Selected extract:
February 7, 2007
Nick Antosca's debut novel, Fires, is an apocalyptic gem. The book's intensity carries it through its 200 pages, and I am definitely looking forward to more from this talented young author.
I wrote the novel Fires when I was in college. At the time, I lived in a tower. It was the highest dorm room on the campus; I had the penthouse room, which sounds great but wasn't. It was lonely, and I would rest in bed all day and write while supine, setting the laptop aside and taking shallow naps if I become frustrated. The shutters were closed. That was during the day.
The Velvet Underground & Nico - Sunday Morning: This song is eerie not just because of the bells but because Nico's androgyny is so menacing. Carnal enough to draw you in, cold enough to kill you. And so languorous, strung out, ruined. It's probably not even Sunday morning. It's probably Thursday afternoon.
At night I was more awake and creatively aggressive. I'd pace and smoke and paint things in black ink on the walls. But most of the time, I'd write. I wrote the first draft of Fires pretty fast. The end of that draft had a person in a mask being hanged with an electrical cord, but I took that out.
Pearl Jam - The Kids Are All Right: This roaring cover, from a 2003 Brisbane show, is much more vibrant--and wistfully epic--than The Who's original version. I listened to it while revising Fires through the night. I don't care that its title creates a pleasing irony in juxtaposition with my novel's scarred children; I just think it is everything a rock song should be.
Around four or five a.m., a big clanging truck would go down the street far below, and hearing it, I would begin to wind down for the evening. Hot miso soup helped put me in a mood to sleep. At night, the sky above New Haven gets a sort of bloody black. Somehow it has red in it. I liked to go to sleep just as the redness drained out and everything turned blue.
My Morning Jacket - I Will Be There When You Die: Almost a lullaby. The refrain, "As long as you keep a straight face, I will be there when you die" could be ironic, but isn't. You want to walk across America in your sleep, starting in New York City and ending up in cornfields.

Given material:

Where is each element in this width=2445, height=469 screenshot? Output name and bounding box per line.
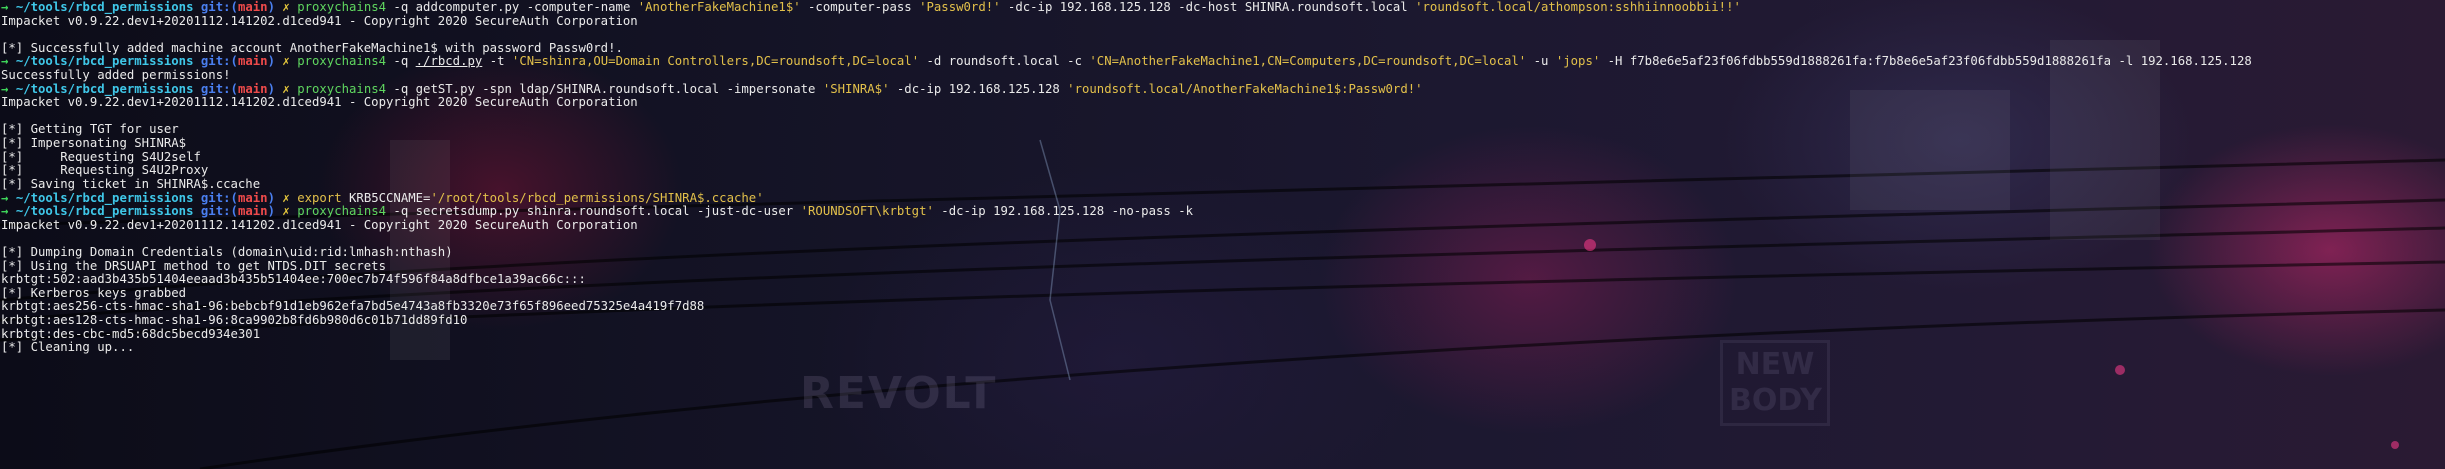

Your instructions:
Answer these about the text on writing the novel Fires:
1. How many pages long is Fires?
2. Where and in what year was the Pearl Jam cover of "The Kids Are All Right" recorded?
3. Above which city does the night sky turn "a sort of bloody black"?

Written response:
1. 200 pages.
2. Brisbane, 2003.
3. New Haven.